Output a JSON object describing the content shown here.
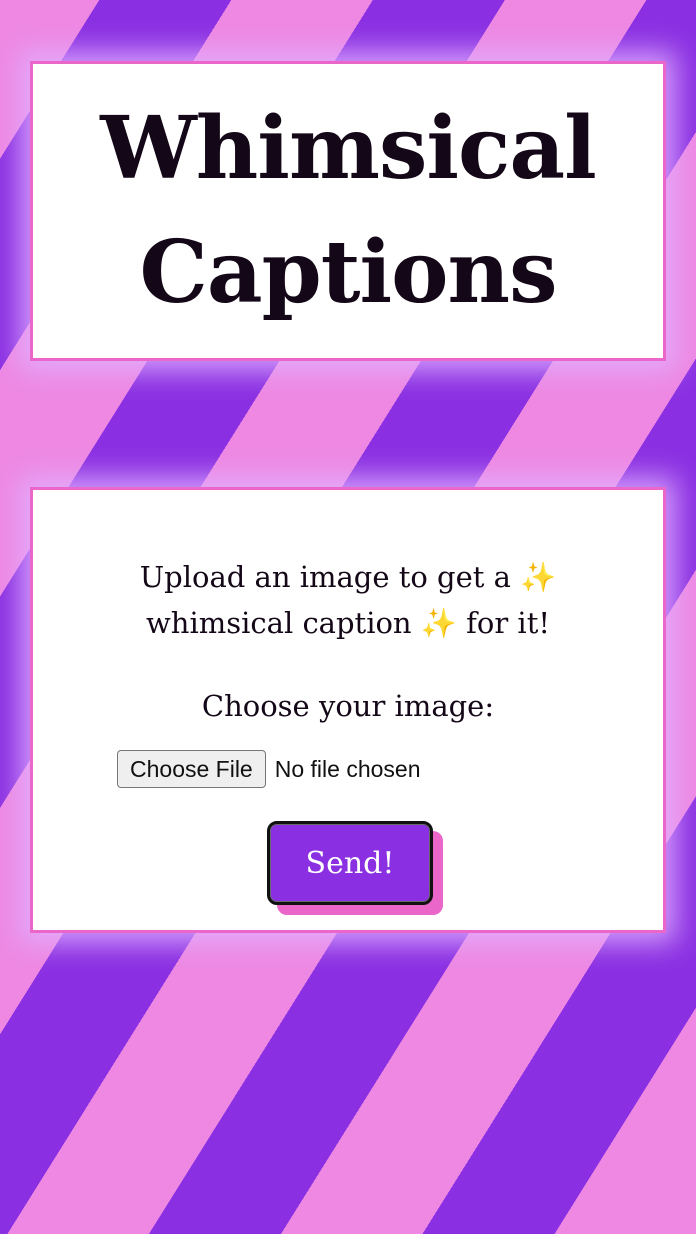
{
  "header": {
    "title_line1": "Whimsical",
    "title_line2": "Captions"
  },
  "form": {
    "intro_line1": "Upload an image to get a ✨",
    "intro_line2": "whimsical caption ✨ for it!",
    "choose_label": "Choose your image:",
    "file_button_label": "Choose File",
    "file_status": "No file chosen",
    "send_label": "Send!"
  },
  "colors": {
    "stripe_pink": "#ee88e3",
    "stripe_purple": "#8a30e2",
    "card_border": "#ea66c8",
    "button_bg": "#8a30e2",
    "title_text": "#140717"
  }
}
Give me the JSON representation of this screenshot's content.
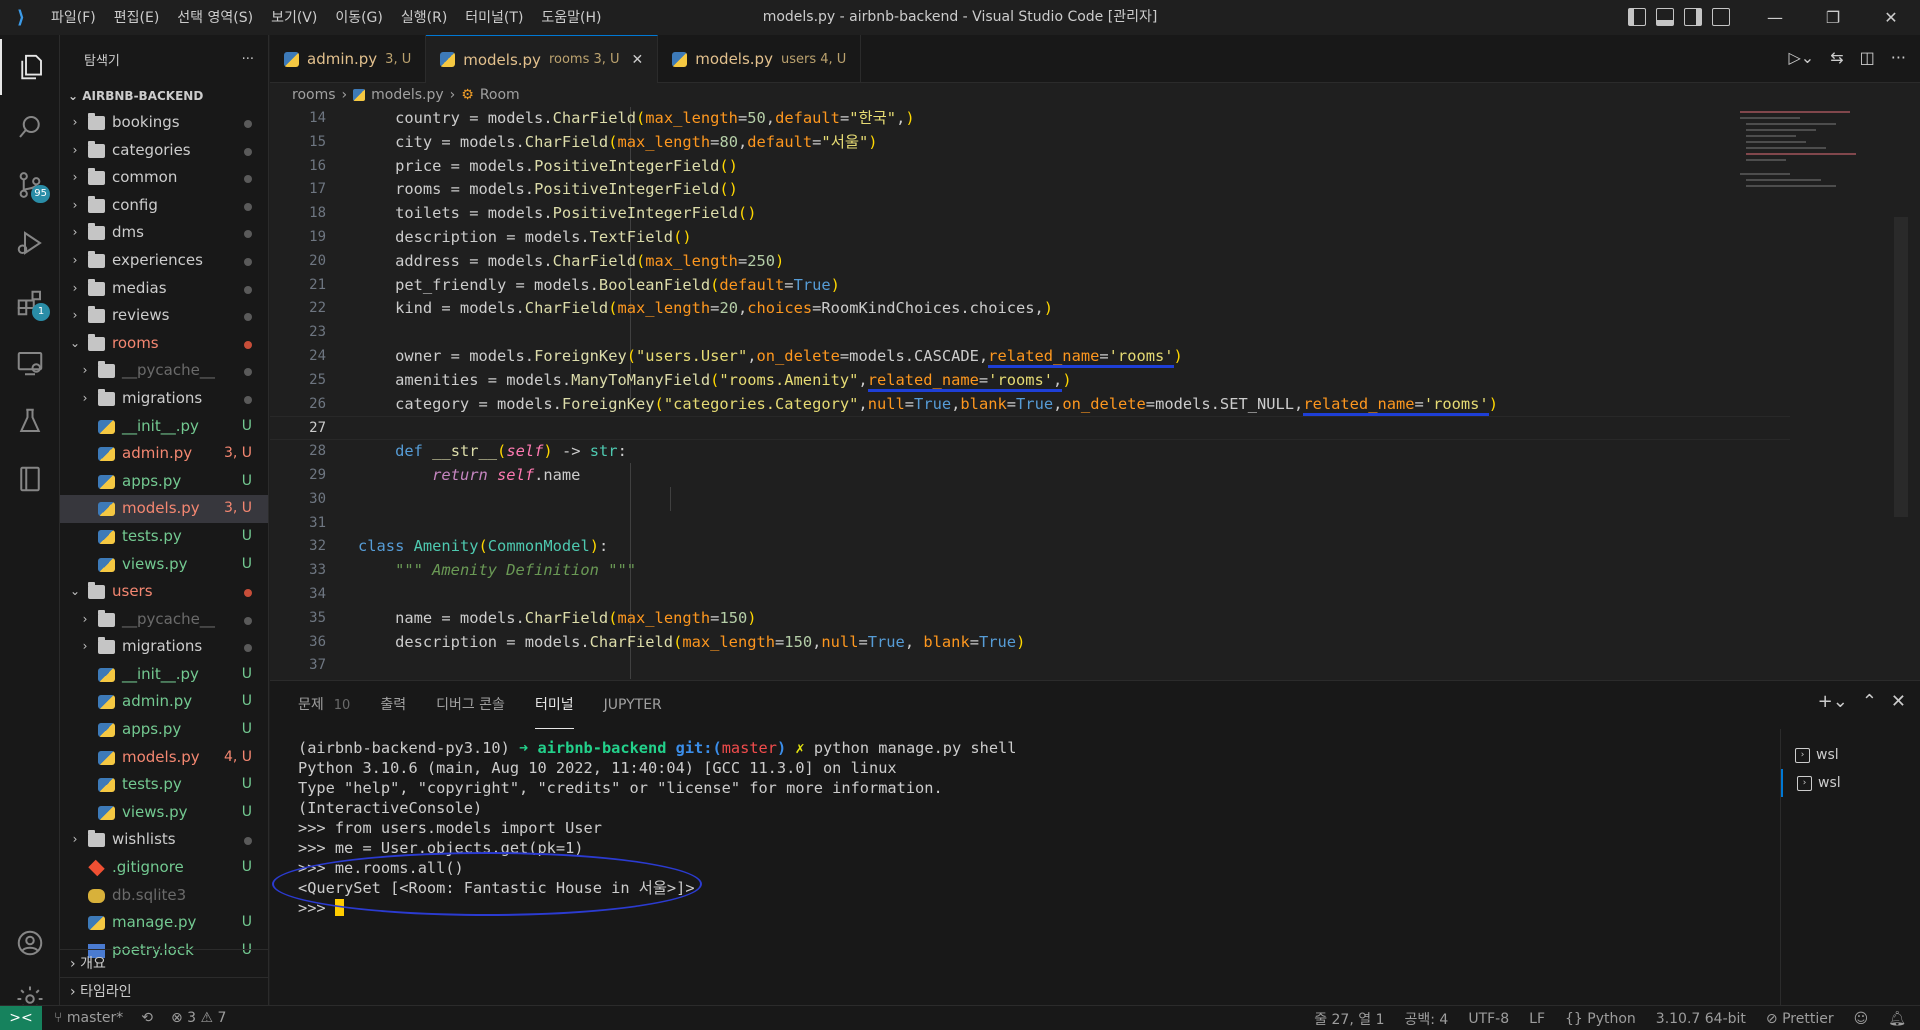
{
  "titlebar": {
    "menus": [
      "파일(F)",
      "편집(E)",
      "선택 영역(S)",
      "보기(V)",
      "이동(G)",
      "실행(R)",
      "터미널(T)",
      "도움말(H)"
    ],
    "window_title": "models.py - airbnb-backend - Visual Studio Code [관리자]"
  },
  "activity": {
    "scm_badge": "95",
    "extensions_badge": "1"
  },
  "sidebar": {
    "title": "탐색기",
    "more": "···",
    "project": "AIRBNB-BACKEND",
    "rows": [
      {
        "name": "bookings",
        "kind": "folder",
        "depth": 0,
        "open": false,
        "status": "",
        "cls": "c-normal"
      },
      {
        "name": "categories",
        "kind": "folder",
        "depth": 0,
        "open": false,
        "status": "",
        "cls": "c-normal"
      },
      {
        "name": "common",
        "kind": "folder",
        "depth": 0,
        "open": false,
        "status": "",
        "cls": "c-normal"
      },
      {
        "name": "config",
        "kind": "folder",
        "depth": 0,
        "open": false,
        "status": "",
        "cls": "c-normal"
      },
      {
        "name": "dms",
        "kind": "folder",
        "depth": 0,
        "open": false,
        "status": "",
        "cls": "c-normal"
      },
      {
        "name": "experiences",
        "kind": "folder",
        "depth": 0,
        "open": false,
        "status": "",
        "cls": "c-normal"
      },
      {
        "name": "medias",
        "kind": "folder",
        "depth": 0,
        "open": false,
        "status": "",
        "cls": "c-normal"
      },
      {
        "name": "reviews",
        "kind": "folder",
        "depth": 0,
        "open": false,
        "status": "",
        "cls": "c-normal"
      },
      {
        "name": "rooms",
        "kind": "folder",
        "depth": 0,
        "open": true,
        "status": "",
        "cls": "c-err",
        "dot": "red"
      },
      {
        "name": "__pycache__",
        "kind": "folder",
        "depth": 1,
        "open": false,
        "status": "",
        "cls": "c-dim"
      },
      {
        "name": "migrations",
        "kind": "folder",
        "depth": 1,
        "open": false,
        "status": "",
        "cls": "c-normal"
      },
      {
        "name": "__init__.py",
        "kind": "py",
        "depth": 1,
        "status": "U",
        "cls": "c-git"
      },
      {
        "name": "admin.py",
        "kind": "py",
        "depth": 1,
        "status": "3, U",
        "cls": "c-err"
      },
      {
        "name": "apps.py",
        "kind": "py",
        "depth": 1,
        "status": "U",
        "cls": "c-git"
      },
      {
        "name": "models.py",
        "kind": "py",
        "depth": 1,
        "status": "3, U",
        "cls": "c-err",
        "selected": true
      },
      {
        "name": "tests.py",
        "kind": "py",
        "depth": 1,
        "status": "U",
        "cls": "c-git"
      },
      {
        "name": "views.py",
        "kind": "py",
        "depth": 1,
        "status": "U",
        "cls": "c-git"
      },
      {
        "name": "users",
        "kind": "folder",
        "depth": 0,
        "open": true,
        "status": "",
        "cls": "c-err",
        "dot": "red"
      },
      {
        "name": "__pycache__",
        "kind": "folder",
        "depth": 1,
        "open": false,
        "status": "",
        "cls": "c-dim"
      },
      {
        "name": "migrations",
        "kind": "folder",
        "depth": 1,
        "open": false,
        "status": "",
        "cls": "c-normal"
      },
      {
        "name": "__init__.py",
        "kind": "py",
        "depth": 1,
        "status": "U",
        "cls": "c-git"
      },
      {
        "name": "admin.py",
        "kind": "py",
        "depth": 1,
        "status": "U",
        "cls": "c-git"
      },
      {
        "name": "apps.py",
        "kind": "py",
        "depth": 1,
        "status": "U",
        "cls": "c-git"
      },
      {
        "name": "models.py",
        "kind": "py",
        "depth": 1,
        "status": "4, U",
        "cls": "c-err"
      },
      {
        "name": "tests.py",
        "kind": "py",
        "depth": 1,
        "status": "U",
        "cls": "c-git"
      },
      {
        "name": "views.py",
        "kind": "py",
        "depth": 1,
        "status": "U",
        "cls": "c-git"
      },
      {
        "name": "wishlists",
        "kind": "folder",
        "depth": 0,
        "open": false,
        "status": "",
        "cls": "c-normal"
      },
      {
        "name": ".gitignore",
        "kind": "git",
        "depth": 0,
        "status": "U",
        "cls": "c-git"
      },
      {
        "name": "db.sqlite3",
        "kind": "db",
        "depth": 0,
        "status": "",
        "cls": "c-dim"
      },
      {
        "name": "manage.py",
        "kind": "py",
        "depth": 0,
        "status": "U",
        "cls": "c-git"
      },
      {
        "name": "poetry.lock",
        "kind": "file",
        "depth": 0,
        "status": "U",
        "cls": "c-git"
      }
    ],
    "outline": "개요",
    "timeline": "타임라인"
  },
  "tabs": [
    {
      "name": "admin.py",
      "desc": "3, U",
      "active": false,
      "close": ""
    },
    {
      "name": "models.py",
      "desc": "rooms 3, U",
      "active": true,
      "close": "✕"
    },
    {
      "name": "models.py",
      "desc": "users 4, U",
      "active": false,
      "close": ""
    }
  ],
  "breadcrumb": {
    "folder": "rooms",
    "file": "models.py",
    "symbol": "Room"
  },
  "editor": {
    "line_numbers": [
      "14",
      "15",
      "16",
      "17",
      "18",
      "19",
      "20",
      "21",
      "22",
      "23",
      "24",
      "25",
      "26",
      "27",
      "28",
      "29",
      "30",
      "31",
      "32",
      "33",
      "34",
      "35",
      "36",
      "37"
    ],
    "current_line": "27"
  },
  "panel": {
    "tabs": [
      "문제",
      "출력",
      "디버그 콘솔",
      "터미널",
      "JUPYTER"
    ],
    "problems_count": "10",
    "active_tab": "터미널",
    "terminals": [
      "wsl",
      "wsl"
    ],
    "prompt_env": "(airbnb-backend-py3.10)",
    "prompt_arrow": "➜",
    "prompt_dir": "airbnb-backend",
    "prompt_git": "git:(",
    "prompt_branch": "master",
    "prompt_git_end": ")",
    "prompt_x": "✗",
    "prompt_cmd": "python manage.py shell",
    "lines": [
      "Python 3.10.6 (main, Aug 10 2022, 11:40:04) [GCC 11.3.0] on linux",
      "Type \"help\", \"copyright\", \"credits\" or \"license\" for more information.",
      "(InteractiveConsole)",
      ">>> from users.models import User",
      ">>> me = User.objects.get(pk=1)",
      ">>> me.rooms.all()",
      "<QuerySet [<Room: Fantastic House in 서울>]>",
      ">>> "
    ]
  },
  "statusbar": {
    "remote": "><",
    "branch": "master*",
    "sync": "⟲",
    "errors": "3",
    "warnings": "7",
    "position": "줄 27, 열 1",
    "spaces": "공백: 4",
    "encoding": "UTF-8",
    "eol": "LF",
    "language": "Python",
    "interpreter": "3.10.7 64-bit",
    "prettier": "Prettier"
  },
  "colors": {
    "accent": "#0078d4",
    "remote": "#16825d",
    "annotation": "#2b3bd1"
  }
}
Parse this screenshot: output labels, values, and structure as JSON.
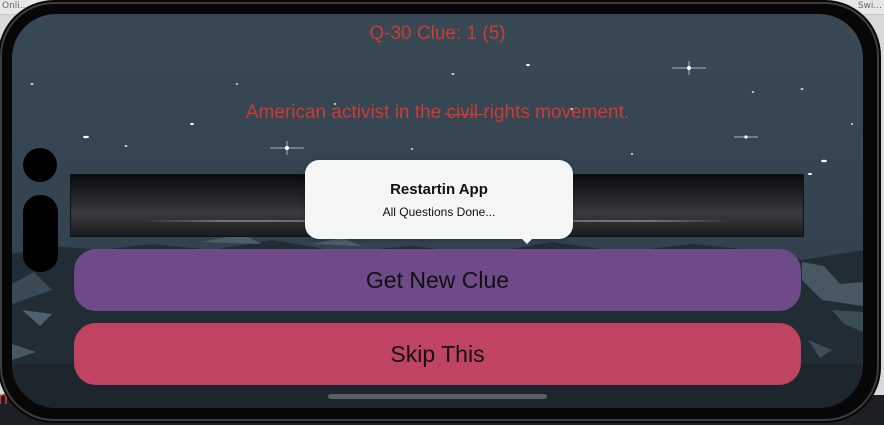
{
  "browser": {
    "tab_left": "Onli...",
    "tab_right": "Swi..."
  },
  "edge_text": "n",
  "app": {
    "clue_header": "Q-30 Clue: 1 (5)",
    "clue_text": "American activist in the civil rights movement.",
    "answer_display": "",
    "buttons": {
      "get_new_clue": "Get New Clue",
      "skip": "Skip This"
    }
  },
  "toast": {
    "title": "Restartin App",
    "message": "All Questions Done..."
  },
  "colors": {
    "text_accent": "#cc3b35",
    "get_new_clue_button": "#6f4a89",
    "skip_button": "#c04462",
    "background": "#384855",
    "toast_background": "#f4f5f5"
  },
  "icons": {
    "camera": "camera-dot-icon",
    "island": "dynamic-island-icon"
  }
}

## TASK INSTRUCTIONS
Working from the listing above, pick out every line that has "Choose" and copy it.

## WRITTEN ANSWER
    "choose_label": "Choose your image:",
    "file_button_label": "Choose File",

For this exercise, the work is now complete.